Task directions ::
Copy each line of the entries beneath that contains the word "this".

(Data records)
>> begin

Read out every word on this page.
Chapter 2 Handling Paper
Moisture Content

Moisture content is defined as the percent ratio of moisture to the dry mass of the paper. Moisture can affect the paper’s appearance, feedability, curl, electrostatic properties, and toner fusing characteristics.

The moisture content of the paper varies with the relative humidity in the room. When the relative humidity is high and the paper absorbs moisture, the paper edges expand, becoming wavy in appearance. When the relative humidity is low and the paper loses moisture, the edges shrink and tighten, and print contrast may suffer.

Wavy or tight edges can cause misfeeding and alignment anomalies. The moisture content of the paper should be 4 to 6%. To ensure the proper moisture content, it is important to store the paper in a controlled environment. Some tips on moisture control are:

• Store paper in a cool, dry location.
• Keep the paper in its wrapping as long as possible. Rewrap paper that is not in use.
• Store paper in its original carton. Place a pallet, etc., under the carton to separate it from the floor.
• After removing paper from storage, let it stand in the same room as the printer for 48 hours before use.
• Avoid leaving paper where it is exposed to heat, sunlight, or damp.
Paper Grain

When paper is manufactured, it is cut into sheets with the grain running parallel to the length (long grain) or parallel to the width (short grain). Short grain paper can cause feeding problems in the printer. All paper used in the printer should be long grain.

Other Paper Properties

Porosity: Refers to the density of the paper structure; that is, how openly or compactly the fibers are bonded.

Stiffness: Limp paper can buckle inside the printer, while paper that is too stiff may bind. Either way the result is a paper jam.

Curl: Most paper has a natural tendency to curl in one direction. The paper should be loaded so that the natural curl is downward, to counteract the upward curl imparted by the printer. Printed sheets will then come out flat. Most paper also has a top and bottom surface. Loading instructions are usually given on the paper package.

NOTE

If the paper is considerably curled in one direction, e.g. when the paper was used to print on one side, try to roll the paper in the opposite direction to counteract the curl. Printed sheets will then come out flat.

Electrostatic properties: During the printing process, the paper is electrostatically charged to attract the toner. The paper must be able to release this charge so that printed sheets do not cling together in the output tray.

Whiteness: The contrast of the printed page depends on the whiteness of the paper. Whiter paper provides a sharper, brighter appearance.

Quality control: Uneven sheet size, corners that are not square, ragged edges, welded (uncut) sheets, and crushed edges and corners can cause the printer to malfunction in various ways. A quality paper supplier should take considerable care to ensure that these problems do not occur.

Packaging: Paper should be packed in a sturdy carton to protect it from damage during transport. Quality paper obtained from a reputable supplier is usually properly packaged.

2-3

>> end
>> begin

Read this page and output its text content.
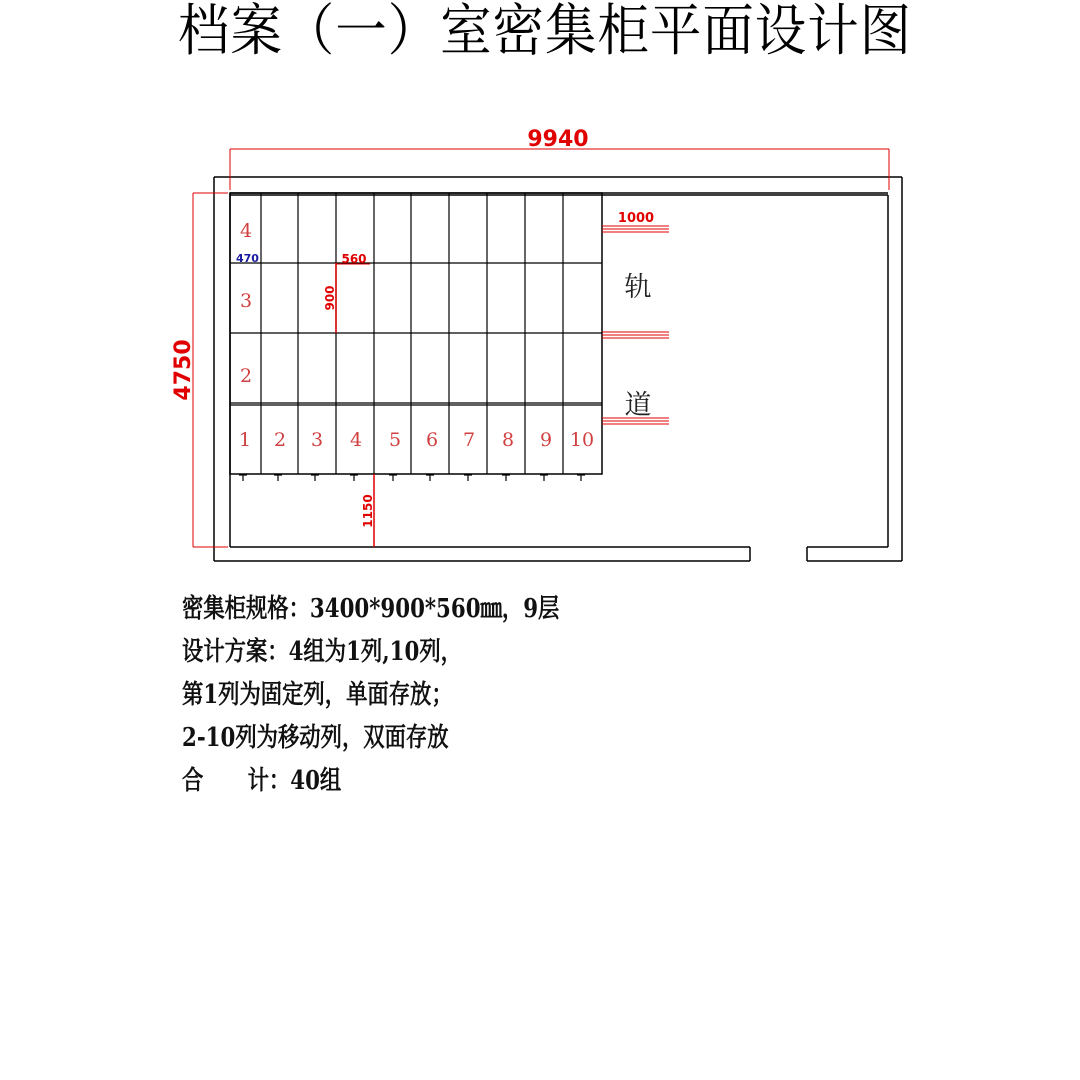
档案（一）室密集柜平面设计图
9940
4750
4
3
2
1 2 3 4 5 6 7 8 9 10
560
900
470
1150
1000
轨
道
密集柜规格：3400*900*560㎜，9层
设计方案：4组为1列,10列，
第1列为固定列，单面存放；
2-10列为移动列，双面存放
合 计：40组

>> end

Task result ::
Read out every word on this page.
Electrostatic properties: During the printing process, the paper is electrostatically charged to attract the toner. The paper must be able to release this charge so that printed sheets do not cling together in the output tray.
Read this page and output its text content.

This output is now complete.